(Recorded data)
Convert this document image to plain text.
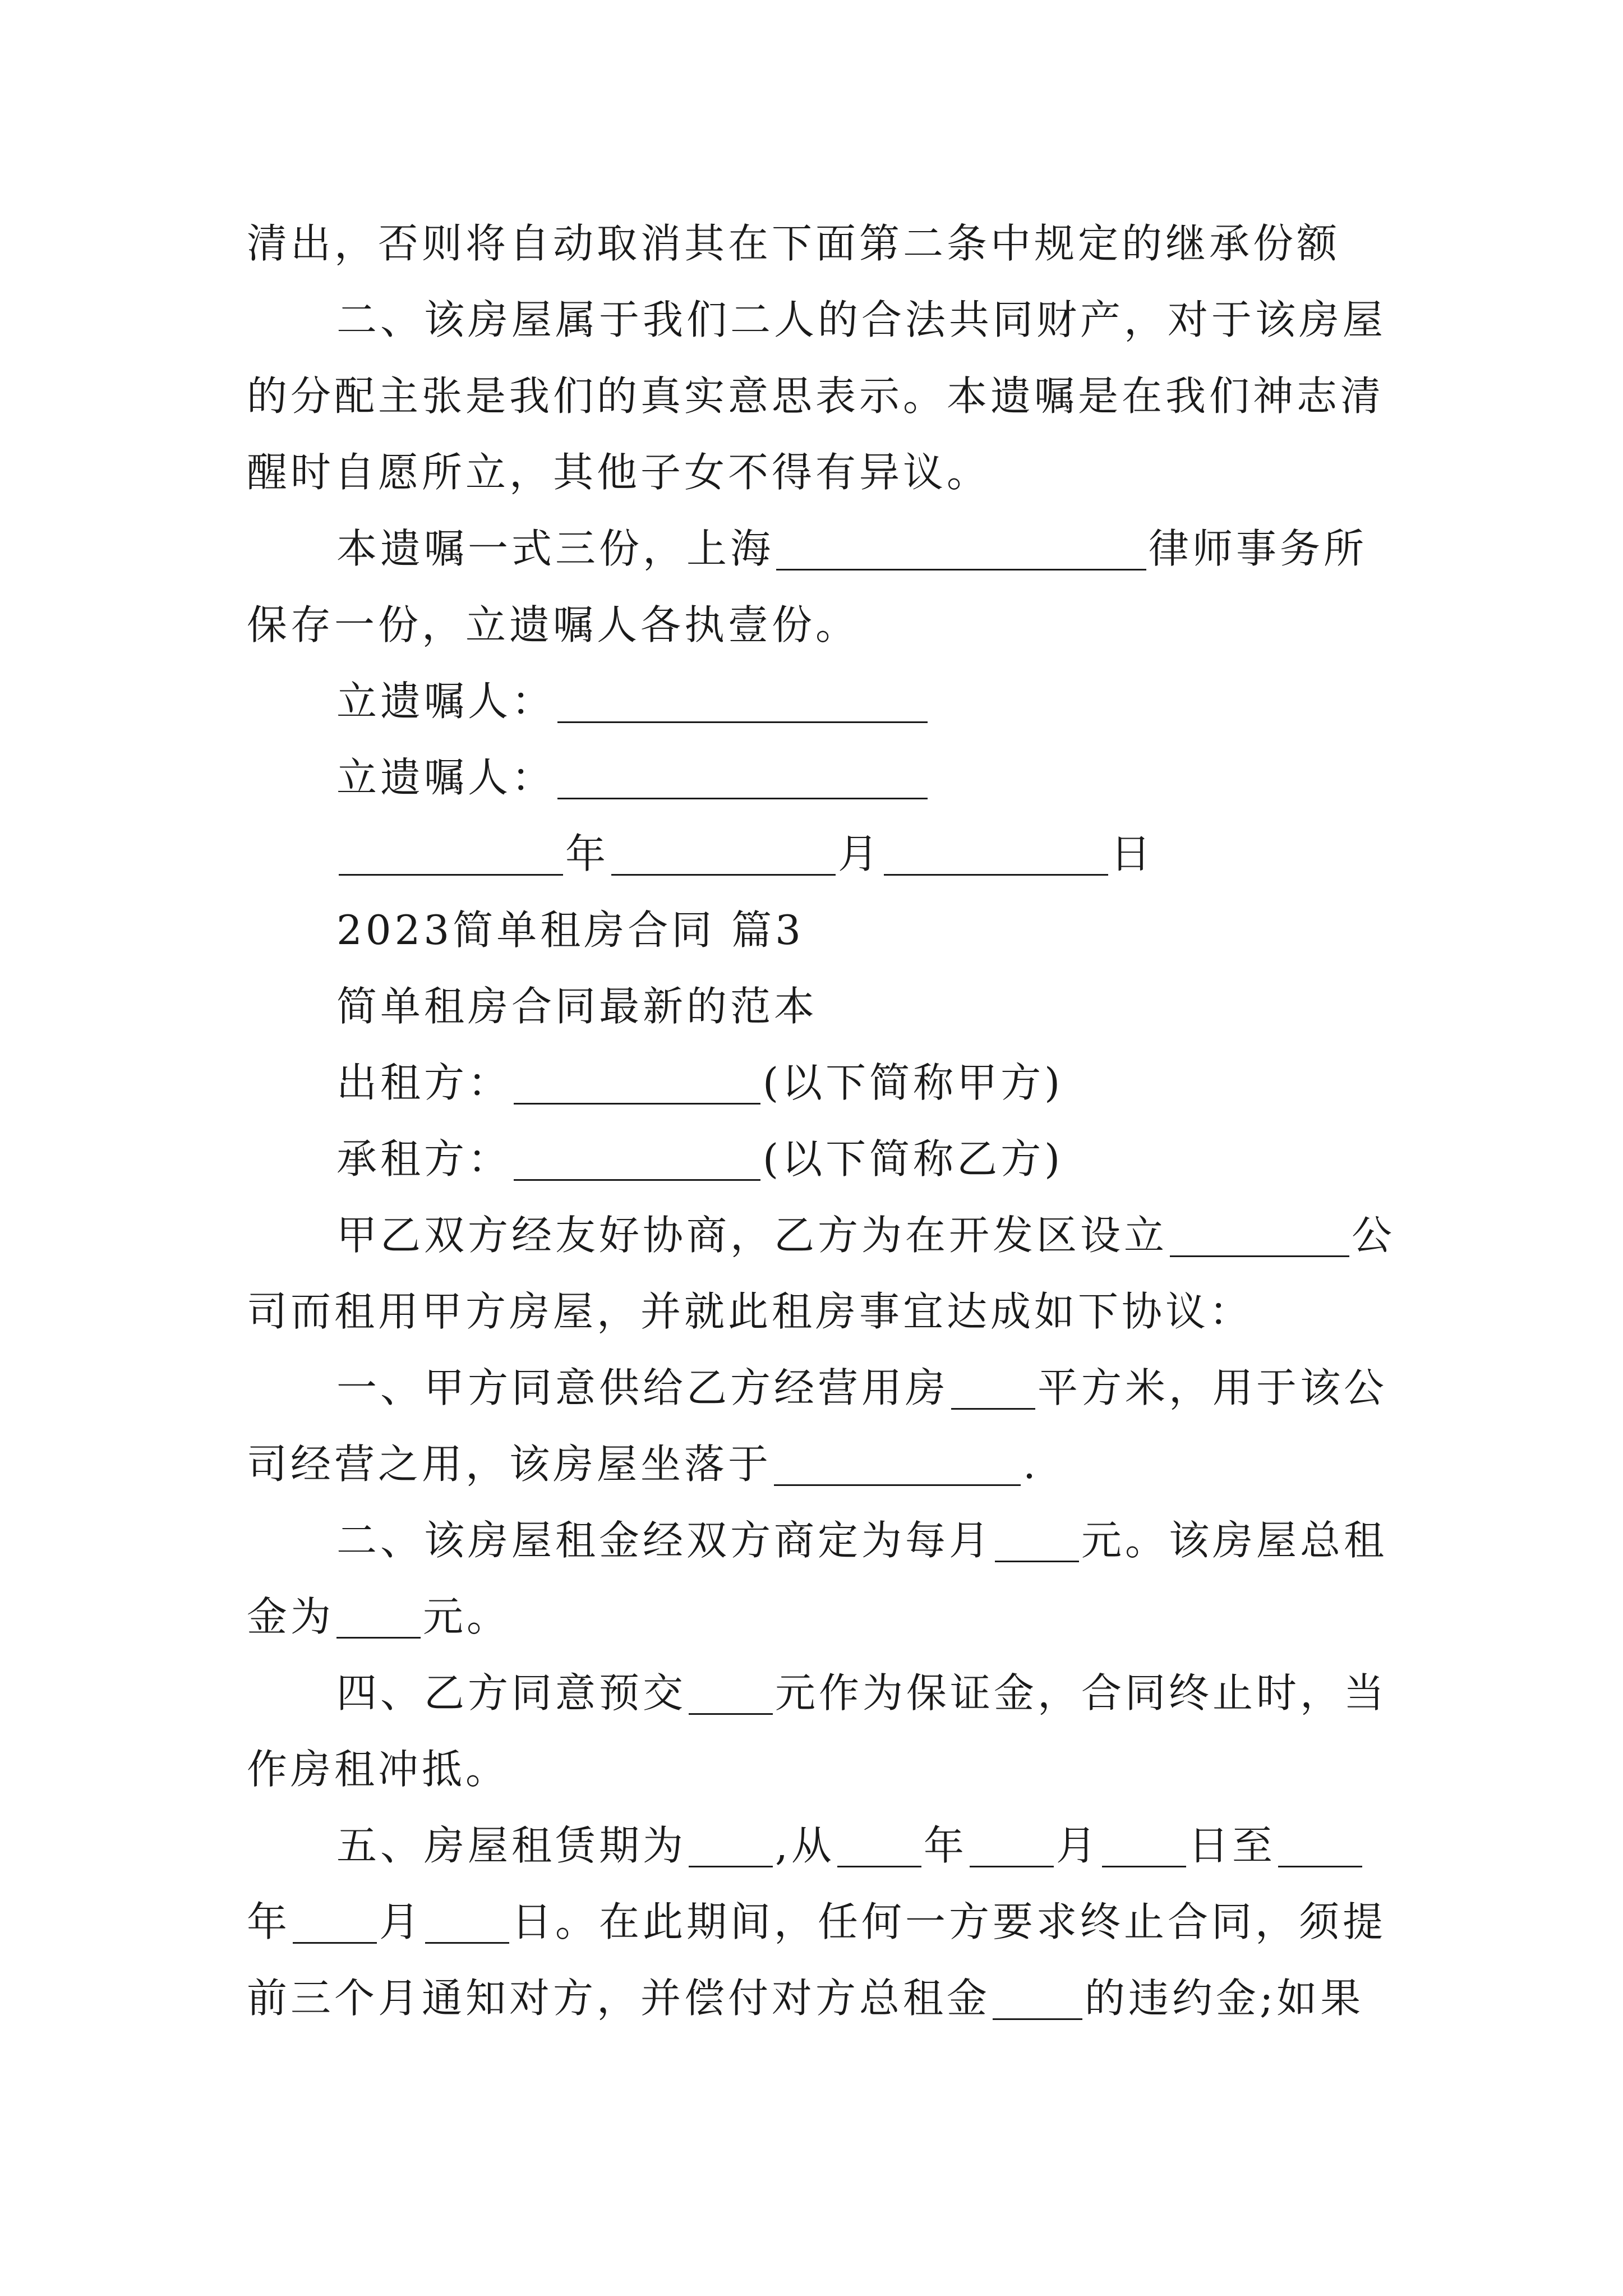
清出，否则将自动取消其在下面第二条中规定的继承份额
二、该房屋属于我们二人的合法共同财产，对于该房屋
的分配主张是我们的真实意思表示。本遗嘱是在我们神志清
醒时自愿所立，其他子女不得有异议。
本遗嘱一式三份，上海	律师事务所
保存一份，立遗嘱人各执壹份。
立遗嘱人：
立遗嘱人：
年	月	日
2023简单租房合同 篇3
简单租房合同最新的范本
出租方：	(以下简称甲方)
承租方：	(以下简称乙方)
甲乙双方经友好协商，乙方为在开发区设立	公
司而租用甲方房屋，并就此租房事宜达成如下协议：
一、甲方同意供给乙方经营用房 平方米，用于该公
司经营之用，该房屋坐落于	.
二、该房屋租金经双方商定为每月 元。该房屋总租
金为 元。
四、乙方同意预交 元作为保证金，合同终止时，当
作房租冲抵。
五、房屋租赁期为 ,从 年 月 日至
年 月 日。在此期间，任何一方要求终止合同，须提
前三个月通知对方，并偿付对方总租金 的违约金;如果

*Directions for this task*:
Leave out the pictures and print each record exactly as it stands.

*Worked solution*:
Convert this document image to plain text.
清出，否则将自动取消其在下面第二条中规定的继承份额
二、该房屋属于我们二人的合法共同财产，对于该房屋
的分配主张是我们的真实意思表示。本遗嘱是在我们神志清
醒时自愿所立，其他子女不得有异议。
本遗嘱一式三份，上海	律师事务所
保存一份，立遗嘱人各执壹份。
立遗嘱人：
立遗嘱人：
年	月	日
2023简单租房合同 篇3
简单租房合同最新的范本
出租方：	(以下简称甲方)
承租方：	(以下简称乙方)
甲乙双方经友好协商，乙方为在开发区设立	公
司而租用甲方房屋，并就此租房事宜达成如下协议：
一、甲方同意供给乙方经营用房 平方米，用于该公
司经营之用，该房屋坐落于	.
二、该房屋租金经双方商定为每月 元。该房屋总租
金为 元。
四、乙方同意预交 元作为保证金，合同终止时，当
作房租冲抵。
五、房屋租赁期为 ,从 年 月 日至
年 月 日。在此期间，任何一方要求终止合同，须提
前三个月通知对方，并偿付对方总租金 的违约金;如果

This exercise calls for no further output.